#### WHAT IS NEEDED:
In the listing below, locate the lines bearing the word "image". Copy every one of them.

#### INFORMATION PROVIDED:
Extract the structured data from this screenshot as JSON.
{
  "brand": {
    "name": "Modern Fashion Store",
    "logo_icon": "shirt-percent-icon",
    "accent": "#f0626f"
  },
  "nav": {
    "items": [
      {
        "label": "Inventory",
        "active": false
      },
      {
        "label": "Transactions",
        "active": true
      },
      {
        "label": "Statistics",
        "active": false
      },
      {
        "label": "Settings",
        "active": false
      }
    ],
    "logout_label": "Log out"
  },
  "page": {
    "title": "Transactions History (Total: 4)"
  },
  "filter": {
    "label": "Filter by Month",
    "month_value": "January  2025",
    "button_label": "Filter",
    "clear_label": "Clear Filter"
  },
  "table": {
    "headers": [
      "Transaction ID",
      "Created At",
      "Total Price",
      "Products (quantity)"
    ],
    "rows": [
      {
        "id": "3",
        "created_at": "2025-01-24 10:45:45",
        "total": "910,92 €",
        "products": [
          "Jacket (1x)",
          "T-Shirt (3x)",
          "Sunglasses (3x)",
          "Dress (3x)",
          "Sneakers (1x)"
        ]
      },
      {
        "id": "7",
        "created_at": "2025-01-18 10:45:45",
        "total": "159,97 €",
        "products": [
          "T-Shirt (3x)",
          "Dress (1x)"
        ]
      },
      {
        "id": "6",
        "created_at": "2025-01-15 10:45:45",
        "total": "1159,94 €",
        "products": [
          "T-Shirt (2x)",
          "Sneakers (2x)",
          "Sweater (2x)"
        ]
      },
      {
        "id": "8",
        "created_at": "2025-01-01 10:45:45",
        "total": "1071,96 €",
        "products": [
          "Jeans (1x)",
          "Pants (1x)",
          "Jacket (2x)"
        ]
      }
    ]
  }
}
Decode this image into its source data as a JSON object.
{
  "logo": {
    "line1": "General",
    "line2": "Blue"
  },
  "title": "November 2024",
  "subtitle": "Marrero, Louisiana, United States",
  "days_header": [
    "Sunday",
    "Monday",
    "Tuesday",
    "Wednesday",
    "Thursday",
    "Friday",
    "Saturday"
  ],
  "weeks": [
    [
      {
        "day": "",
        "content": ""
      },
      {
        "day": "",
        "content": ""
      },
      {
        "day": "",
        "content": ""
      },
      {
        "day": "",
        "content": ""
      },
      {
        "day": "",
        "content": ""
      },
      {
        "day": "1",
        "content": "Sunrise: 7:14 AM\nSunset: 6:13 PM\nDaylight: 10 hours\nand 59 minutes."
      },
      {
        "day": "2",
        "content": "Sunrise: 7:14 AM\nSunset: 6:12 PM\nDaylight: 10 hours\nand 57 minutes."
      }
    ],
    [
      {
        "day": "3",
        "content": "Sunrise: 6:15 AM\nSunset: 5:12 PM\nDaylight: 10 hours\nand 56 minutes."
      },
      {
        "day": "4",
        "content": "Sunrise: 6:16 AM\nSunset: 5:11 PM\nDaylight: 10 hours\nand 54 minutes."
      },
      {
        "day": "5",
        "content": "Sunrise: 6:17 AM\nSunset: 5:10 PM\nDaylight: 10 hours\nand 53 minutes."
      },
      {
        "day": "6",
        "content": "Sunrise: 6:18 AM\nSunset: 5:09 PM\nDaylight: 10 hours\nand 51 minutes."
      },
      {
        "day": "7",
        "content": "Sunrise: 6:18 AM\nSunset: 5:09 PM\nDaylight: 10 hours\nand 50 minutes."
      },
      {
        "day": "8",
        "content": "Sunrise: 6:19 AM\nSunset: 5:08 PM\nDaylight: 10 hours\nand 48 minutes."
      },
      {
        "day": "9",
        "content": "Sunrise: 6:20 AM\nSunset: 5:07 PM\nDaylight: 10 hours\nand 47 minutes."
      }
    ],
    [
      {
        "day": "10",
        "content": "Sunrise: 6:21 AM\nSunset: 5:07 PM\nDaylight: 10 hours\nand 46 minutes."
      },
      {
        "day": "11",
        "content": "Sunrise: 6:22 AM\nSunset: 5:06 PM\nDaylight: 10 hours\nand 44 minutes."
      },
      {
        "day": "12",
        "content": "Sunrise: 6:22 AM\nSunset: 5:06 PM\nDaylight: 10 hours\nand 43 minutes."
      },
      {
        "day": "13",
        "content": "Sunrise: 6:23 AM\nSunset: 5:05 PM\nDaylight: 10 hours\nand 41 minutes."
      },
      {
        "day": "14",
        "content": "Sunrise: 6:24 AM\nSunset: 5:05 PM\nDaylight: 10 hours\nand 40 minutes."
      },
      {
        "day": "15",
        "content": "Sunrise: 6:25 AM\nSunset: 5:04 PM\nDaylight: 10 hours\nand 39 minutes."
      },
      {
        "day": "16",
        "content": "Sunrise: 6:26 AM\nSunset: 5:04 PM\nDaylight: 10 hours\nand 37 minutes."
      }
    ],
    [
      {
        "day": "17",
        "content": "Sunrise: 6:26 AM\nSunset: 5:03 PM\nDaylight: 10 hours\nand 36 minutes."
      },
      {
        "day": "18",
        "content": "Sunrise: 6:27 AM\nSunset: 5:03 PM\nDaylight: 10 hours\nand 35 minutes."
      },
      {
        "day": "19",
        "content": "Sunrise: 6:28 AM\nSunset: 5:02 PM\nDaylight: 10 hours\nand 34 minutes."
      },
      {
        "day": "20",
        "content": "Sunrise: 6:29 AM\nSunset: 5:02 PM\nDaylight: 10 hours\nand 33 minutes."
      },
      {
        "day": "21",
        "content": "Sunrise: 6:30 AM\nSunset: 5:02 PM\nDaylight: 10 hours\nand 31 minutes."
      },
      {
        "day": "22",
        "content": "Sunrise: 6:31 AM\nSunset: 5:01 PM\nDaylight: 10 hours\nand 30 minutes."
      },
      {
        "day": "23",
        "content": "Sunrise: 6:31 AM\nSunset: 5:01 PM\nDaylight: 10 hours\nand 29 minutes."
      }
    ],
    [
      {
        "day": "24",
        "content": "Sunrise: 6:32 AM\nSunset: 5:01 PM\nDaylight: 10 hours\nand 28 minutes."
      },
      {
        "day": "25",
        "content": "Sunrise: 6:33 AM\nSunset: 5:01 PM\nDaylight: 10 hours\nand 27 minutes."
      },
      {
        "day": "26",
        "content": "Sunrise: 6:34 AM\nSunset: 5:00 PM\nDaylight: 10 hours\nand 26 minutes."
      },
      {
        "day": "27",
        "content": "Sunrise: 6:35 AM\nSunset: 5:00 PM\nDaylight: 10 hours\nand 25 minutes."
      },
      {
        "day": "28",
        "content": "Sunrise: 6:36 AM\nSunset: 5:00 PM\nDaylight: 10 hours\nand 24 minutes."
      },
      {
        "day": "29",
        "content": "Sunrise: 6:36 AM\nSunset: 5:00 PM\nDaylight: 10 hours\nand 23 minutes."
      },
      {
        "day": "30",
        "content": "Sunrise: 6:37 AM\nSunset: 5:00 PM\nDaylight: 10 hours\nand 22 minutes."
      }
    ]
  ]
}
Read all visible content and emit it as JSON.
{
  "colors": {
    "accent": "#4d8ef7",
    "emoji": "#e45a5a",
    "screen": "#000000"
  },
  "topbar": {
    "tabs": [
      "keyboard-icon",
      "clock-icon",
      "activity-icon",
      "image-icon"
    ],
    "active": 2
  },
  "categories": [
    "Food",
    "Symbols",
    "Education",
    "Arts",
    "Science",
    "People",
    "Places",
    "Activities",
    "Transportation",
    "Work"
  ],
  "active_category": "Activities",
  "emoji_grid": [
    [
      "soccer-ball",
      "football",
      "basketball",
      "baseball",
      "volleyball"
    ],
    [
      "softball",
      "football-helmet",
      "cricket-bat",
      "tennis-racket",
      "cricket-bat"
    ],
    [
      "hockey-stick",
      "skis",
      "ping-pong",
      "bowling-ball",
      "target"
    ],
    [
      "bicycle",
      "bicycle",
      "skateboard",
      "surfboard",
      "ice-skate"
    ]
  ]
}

#### TASK RESPONSE:
Decode this image into its source data as a JSON object.
      "image-icon"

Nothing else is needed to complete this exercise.